» **REQUIRED WORK**: Can you transcribe the data exactly? Leave the pictures out.

[Dataset entries]
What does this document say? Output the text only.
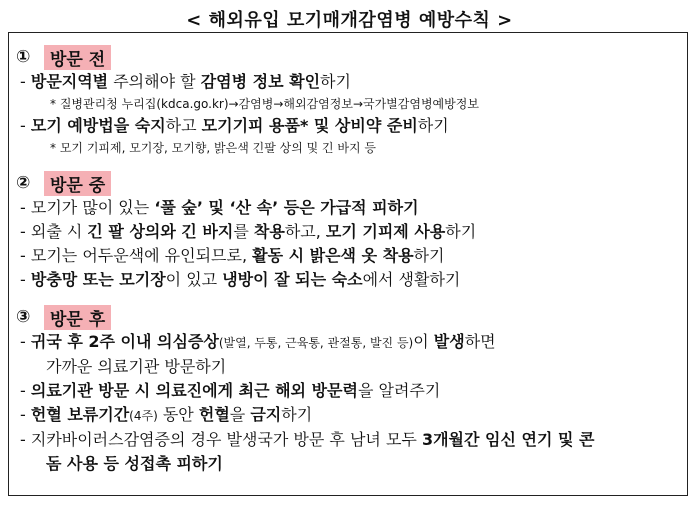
< 해외유입 모기매개감염병 예방수칙 >
①	방문 전
- 방문지역별 주의해야 할 감염병 정보 확인하기
* 질병관리청 누리집(kdca.go.kr)→감염병→해외감염정보→국가별감염병예방정보
- 모기 예방법을 숙지하고 모기기피 용품* 및 상비약 준비하기
* 모기 기피제, 모기장, 모기향, 밝은색 긴팔 상의 및 긴 바지 등
②	방문 중
- 모기가 많이 있는 ‘풀 숲’ 및 ‘산 속’ 등은 가급적 피하기
- 외출 시 긴 팔 상의와 긴 바지를 착용하고, 모기 기피제 사용하기
- 모기는 어두운색에 유인되므로, 활동 시 밝은색 옷 착용하기
- 방충망 또는 모기장이 있고 냉방이 잘 되는 숙소에서 생활하기
③	방문 후
- 귀국 후 2주 이내 의심증상(발열, 두통, 근육통, 관절통, 발진 등)이 발생하면
가까운 의료기관 방문하기
- 의료기관 방문 시 의료진에게 최근 해외 방문력을 알려주기
- 헌혈 보류기간(4주) 동안 헌혈을 금지하기
- 지카바이러스감염증의 경우 발생국가 방문 후 남녀 모두 3개월간 임신 연기 및 콘
돔 사용 등 성접촉 피하기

» **WRITTEN RESPONSE**:
What does this document say? Output the text only.
< 해외유입 모기매개감염병 예방수칙 >
①	방문 전
- 방문지역별 주의해야 할 감염병 정보 확인하기
* 질병관리청 누리집(kdca.go.kr)→감염병→해외감염정보→국가별감염병예방정보
- 모기 예방법을 숙지하고 모기기피 용품* 및 상비약 준비하기
* 모기 기피제, 모기장, 모기향, 밝은색 긴팔 상의 및 긴 바지 등
②	방문 중
- 모기가 많이 있는 ‘풀 숲’ 및 ‘산 속’ 등은 가급적 피하기
- 외출 시 긴 팔 상의와 긴 바지를 착용하고, 모기 기피제 사용하기
- 모기는 어두운색에 유인되므로, 활동 시 밝은색 옷 착용하기
- 방충망 또는 모기장이 있고 냉방이 잘 되는 숙소에서 생활하기
③	방문 후
- 귀국 후 2주 이내 의심증상(발열, 두통, 근육통, 관절통, 발진 등)이 발생하면
가까운 의료기관 방문하기
- 의료기관 방문 시 의료진에게 최근 해외 방문력을 알려주기
- 헌혈 보류기간(4주) 동안 헌혈을 금지하기
- 지카바이러스감염증의 경우 발생국가 방문 후 남녀 모두 3개월간 임신 연기 및 콘
돔 사용 등 성접촉 피하기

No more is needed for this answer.